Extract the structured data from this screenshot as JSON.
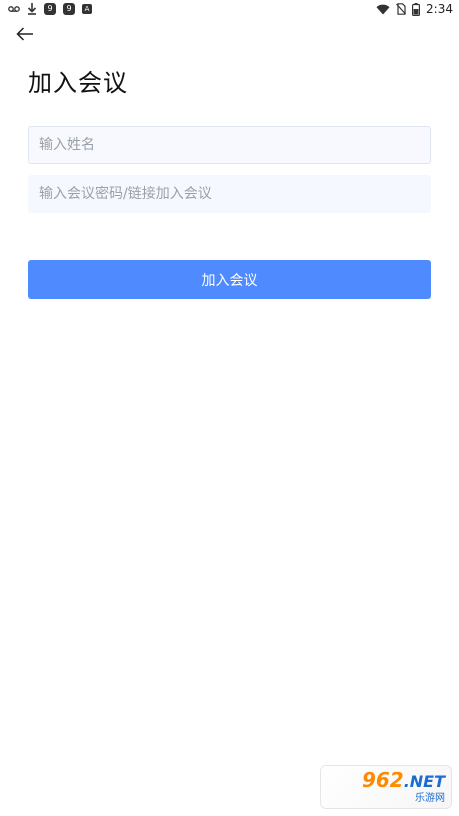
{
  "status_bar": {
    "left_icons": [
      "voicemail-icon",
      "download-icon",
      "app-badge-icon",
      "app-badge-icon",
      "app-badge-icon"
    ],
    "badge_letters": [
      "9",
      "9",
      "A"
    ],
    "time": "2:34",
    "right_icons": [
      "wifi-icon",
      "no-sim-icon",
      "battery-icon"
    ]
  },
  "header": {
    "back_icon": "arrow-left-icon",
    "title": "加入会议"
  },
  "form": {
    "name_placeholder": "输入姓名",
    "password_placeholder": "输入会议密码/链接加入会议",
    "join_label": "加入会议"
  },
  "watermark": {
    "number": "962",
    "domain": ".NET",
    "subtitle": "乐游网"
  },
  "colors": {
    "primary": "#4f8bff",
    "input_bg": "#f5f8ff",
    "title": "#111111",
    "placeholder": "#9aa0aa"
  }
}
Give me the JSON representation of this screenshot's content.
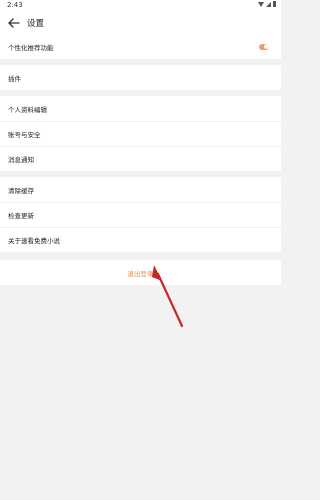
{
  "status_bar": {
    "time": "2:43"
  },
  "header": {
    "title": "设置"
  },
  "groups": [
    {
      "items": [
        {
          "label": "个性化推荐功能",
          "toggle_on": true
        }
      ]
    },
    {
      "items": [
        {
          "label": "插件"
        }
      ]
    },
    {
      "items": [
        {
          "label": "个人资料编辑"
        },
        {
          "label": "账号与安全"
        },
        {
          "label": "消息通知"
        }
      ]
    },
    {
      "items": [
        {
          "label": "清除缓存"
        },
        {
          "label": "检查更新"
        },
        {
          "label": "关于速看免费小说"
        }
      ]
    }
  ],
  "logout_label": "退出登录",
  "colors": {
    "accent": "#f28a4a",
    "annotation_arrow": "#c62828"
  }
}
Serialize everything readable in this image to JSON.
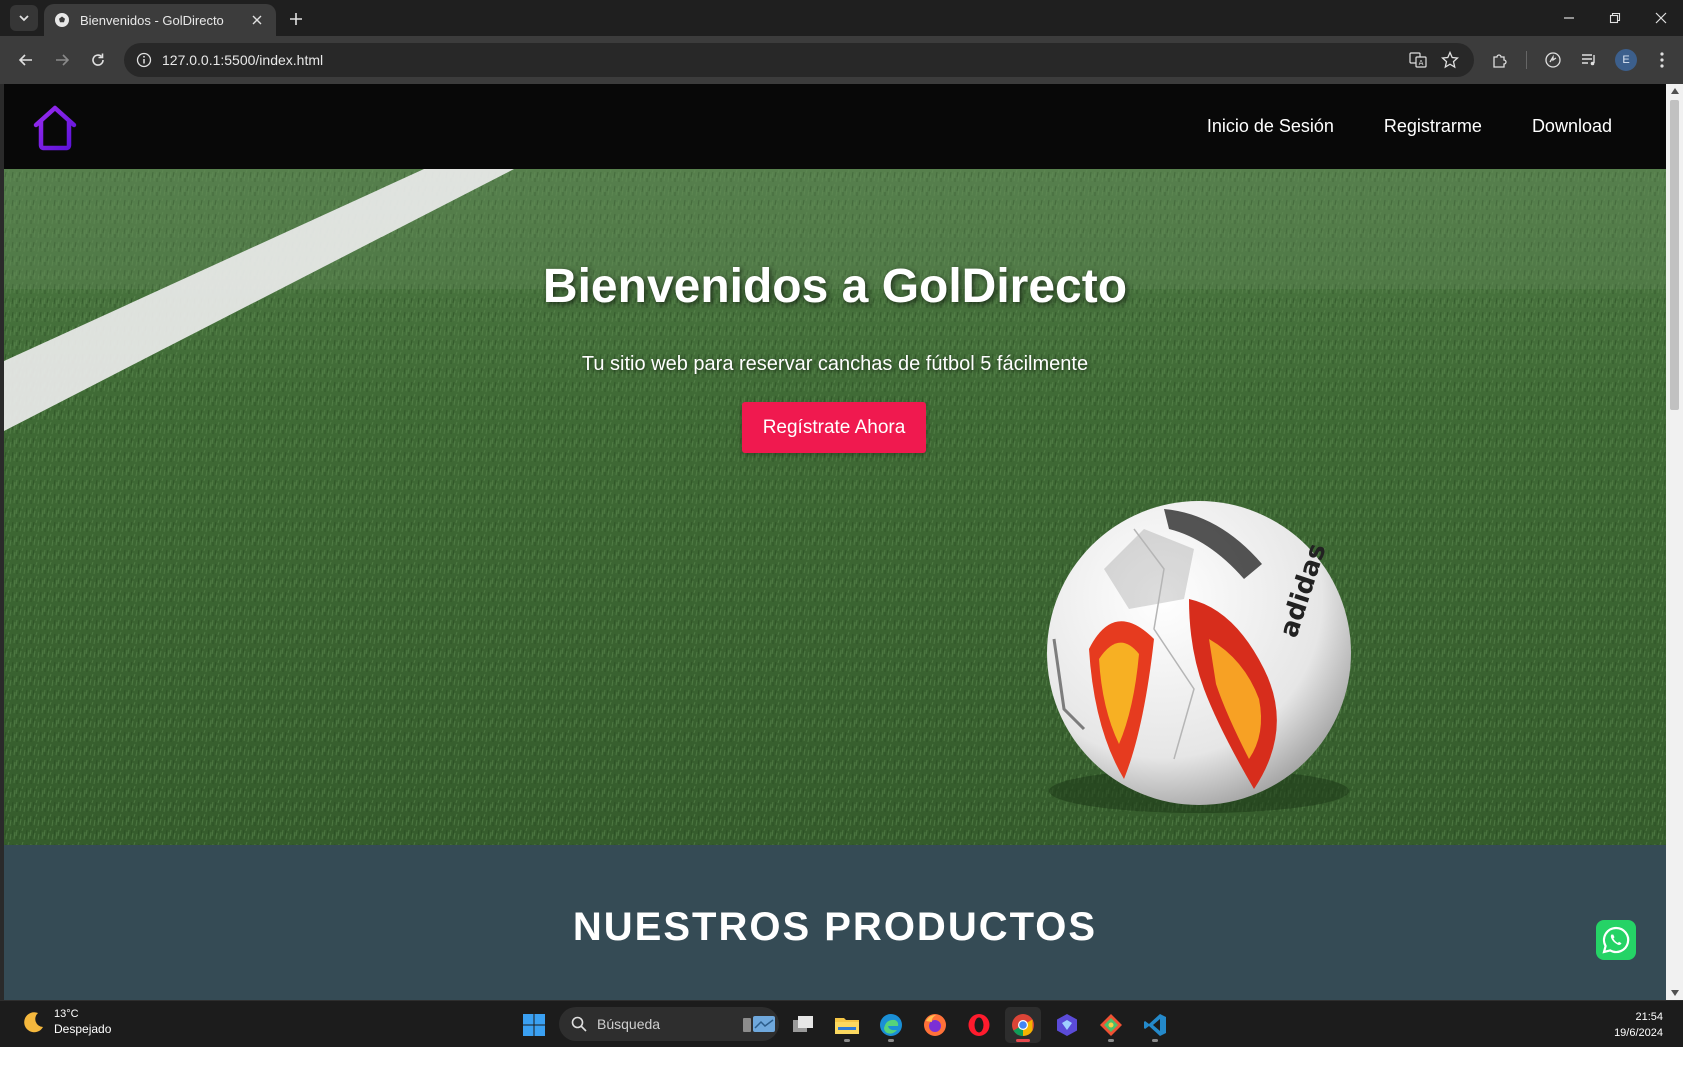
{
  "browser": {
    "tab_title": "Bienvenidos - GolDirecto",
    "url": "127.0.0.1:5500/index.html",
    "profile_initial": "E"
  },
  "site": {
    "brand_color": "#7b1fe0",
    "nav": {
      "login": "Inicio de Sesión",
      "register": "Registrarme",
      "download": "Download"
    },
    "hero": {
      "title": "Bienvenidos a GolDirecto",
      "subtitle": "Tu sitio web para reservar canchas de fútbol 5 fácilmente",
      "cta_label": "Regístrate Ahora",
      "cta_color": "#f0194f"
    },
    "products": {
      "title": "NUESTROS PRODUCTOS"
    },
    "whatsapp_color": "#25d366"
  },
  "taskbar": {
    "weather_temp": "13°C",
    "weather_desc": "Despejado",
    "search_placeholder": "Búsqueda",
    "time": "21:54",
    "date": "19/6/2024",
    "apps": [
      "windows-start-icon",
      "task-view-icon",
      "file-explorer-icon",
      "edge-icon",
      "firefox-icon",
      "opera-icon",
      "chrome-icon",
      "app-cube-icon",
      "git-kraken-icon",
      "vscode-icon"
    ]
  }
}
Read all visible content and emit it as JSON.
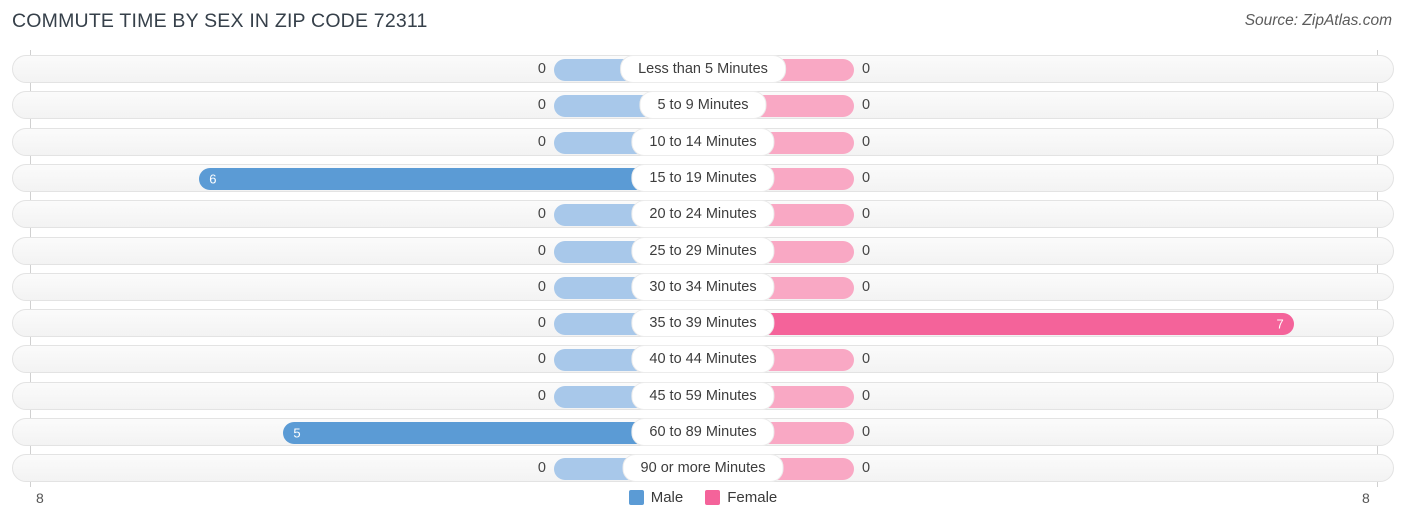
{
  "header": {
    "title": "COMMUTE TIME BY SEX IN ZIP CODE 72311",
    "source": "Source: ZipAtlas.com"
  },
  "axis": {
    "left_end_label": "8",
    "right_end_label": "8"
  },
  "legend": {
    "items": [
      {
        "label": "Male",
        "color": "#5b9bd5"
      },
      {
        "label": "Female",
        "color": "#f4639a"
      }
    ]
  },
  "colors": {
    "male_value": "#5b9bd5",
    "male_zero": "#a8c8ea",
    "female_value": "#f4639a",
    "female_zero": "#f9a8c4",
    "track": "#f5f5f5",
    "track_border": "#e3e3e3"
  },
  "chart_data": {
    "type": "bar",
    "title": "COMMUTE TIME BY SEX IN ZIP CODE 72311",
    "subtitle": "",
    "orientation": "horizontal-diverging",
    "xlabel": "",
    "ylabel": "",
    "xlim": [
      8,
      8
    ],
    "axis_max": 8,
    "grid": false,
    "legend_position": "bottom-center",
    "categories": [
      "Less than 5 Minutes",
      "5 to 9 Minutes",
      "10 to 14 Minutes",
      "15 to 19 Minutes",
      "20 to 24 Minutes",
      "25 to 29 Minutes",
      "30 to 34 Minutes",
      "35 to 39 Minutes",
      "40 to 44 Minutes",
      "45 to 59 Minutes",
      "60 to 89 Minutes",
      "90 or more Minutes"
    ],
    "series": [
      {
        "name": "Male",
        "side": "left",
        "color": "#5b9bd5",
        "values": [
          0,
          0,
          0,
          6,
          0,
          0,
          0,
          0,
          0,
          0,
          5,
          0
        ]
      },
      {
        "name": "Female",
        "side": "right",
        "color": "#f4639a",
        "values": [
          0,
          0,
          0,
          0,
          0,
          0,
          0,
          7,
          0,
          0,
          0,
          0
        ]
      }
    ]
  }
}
┄┄┄┄┄┄┄┄┄┄
** Written instruction **
Write out each entry exactly as given, omitting any picture.

** Answer to the exercise **
Extract the structured data from this screenshot as JSON.
{
  "status_bar": {
    "left_icons": [
      "voicemail-icon",
      "download-icon",
      "app-badge-icon",
      "app-badge-icon",
      "app-badge-icon"
    ],
    "badge_letters": [
      "9",
      "9",
      "A"
    ],
    "time": "2:34",
    "right_icons": [
      "wifi-icon",
      "no-sim-icon",
      "battery-icon"
    ]
  },
  "header": {
    "back_icon": "arrow-left-icon",
    "title": "加入会议"
  },
  "form": {
    "name_placeholder": "输入姓名",
    "password_placeholder": "输入会议密码/链接加入会议",
    "join_label": "加入会议"
  },
  "watermark": {
    "number": "962",
    "domain": ".NET",
    "subtitle": "乐游网"
  },
  "colors": {
    "primary": "#4f8bff",
    "input_bg": "#f5f8ff",
    "title": "#111111",
    "placeholder": "#9aa0aa"
  }
}
Give me the JSON representation of this screenshot's content.
{
  "status_bar": {
    "time": "2:43"
  },
  "header": {
    "title": "设置"
  },
  "groups": [
    {
      "items": [
        {
          "label": "个性化推荐功能",
          "toggle_on": true
        }
      ]
    },
    {
      "items": [
        {
          "label": "插件"
        }
      ]
    },
    {
      "items": [
        {
          "label": "个人资料编辑"
        },
        {
          "label": "账号与安全"
        },
        {
          "label": "消息通知"
        }
      ]
    },
    {
      "items": [
        {
          "label": "清除缓存"
        },
        {
          "label": "检查更新"
        },
        {
          "label": "关于速看免费小说"
        }
      ]
    }
  ],
  "logout_label": "退出登录",
  "colors": {
    "accent": "#f28a4a",
    "annotation_arrow": "#c62828"
  }
}
Serialize everything readable in this image to JSON.
{
  "browser": {
    "tab_title": "Bienvenidos - GolDirecto",
    "url": "127.0.0.1:5500/index.html",
    "profile_initial": "E"
  },
  "site": {
    "brand_color": "#7b1fe0",
    "nav": {
      "login": "Inicio de Sesión",
      "register": "Registrarme",
      "download": "Download"
    },
    "hero": {
      "title": "Bienvenidos a GolDirecto",
      "subtitle": "Tu sitio web para reservar canchas de fútbol 5 fácilmente",
      "cta_label": "Regístrate Ahora",
      "cta_color": "#f0194f"
    },
    "products": {
      "title": "NUESTROS PRODUCTOS"
    },
    "whatsapp_color": "#25d366"
  },
  "taskbar": {
    "weather_temp": "13°C",
    "weather_desc": "Despejado",
    "search_placeholder": "Búsqueda",
    "time": "21:54",
    "date": "19/6/2024",
    "apps": [
      "windows-start-icon",
      "task-view-icon",
      "file-explorer-icon",
      "edge-icon",
      "firefox-icon",
      "opera-icon",
      "chrome-icon",
      "app-cube-icon",
      "git-kraken-icon",
      "vscode-icon"
    ]
  }
}
Read all visible content and emit it as JSON.
{
  "header": {
    "title": "COMMUTE TIME BY SEX IN ZIP CODE 72311",
    "source": "Source: ZipAtlas.com"
  },
  "axis": {
    "left_end_label": "8",
    "right_end_label": "8"
  },
  "legend": {
    "items": [
      {
        "label": "Male",
        "color": "#5b9bd5"
      },
      {
        "label": "Female",
        "color": "#f4639a"
      }
    ]
  },
  "colors": {
    "male_value": "#5b9bd5",
    "male_zero": "#a8c8ea",
    "female_value": "#f4639a",
    "female_zero": "#f9a8c4",
    "track": "#f5f5f5",
    "track_border": "#e3e3e3"
  },
  "chart_data": {
    "type": "bar",
    "title": "COMMUTE TIME BY SEX IN ZIP CODE 72311",
    "subtitle": "",
    "orientation": "horizontal-diverging",
    "xlabel": "",
    "ylabel": "",
    "xlim": [
      8,
      8
    ],
    "axis_max": 8,
    "grid": false,
    "legend_position": "bottom-center",
    "categories": [
      "Less than 5 Minutes",
      "5 to 9 Minutes",
      "10 to 14 Minutes",
      "15 to 19 Minutes",
      "20 to 24 Minutes",
      "25 to 29 Minutes",
      "30 to 34 Minutes",
      "35 to 39 Minutes",
      "40 to 44 Minutes",
      "45 to 59 Minutes",
      "60 to 89 Minutes",
      "90 or more Minutes"
    ],
    "series": [
      {
        "name": "Male",
        "side": "left",
        "color": "#5b9bd5",
        "values": [
          0,
          0,
          0,
          6,
          0,
          0,
          0,
          0,
          0,
          0,
          5,
          0
        ]
      },
      {
        "name": "Female",
        "side": "right",
        "color": "#f4639a",
        "values": [
          0,
          0,
          0,
          0,
          0,
          0,
          0,
          7,
          0,
          0,
          0,
          0
        ]
      }
    ]
  }
}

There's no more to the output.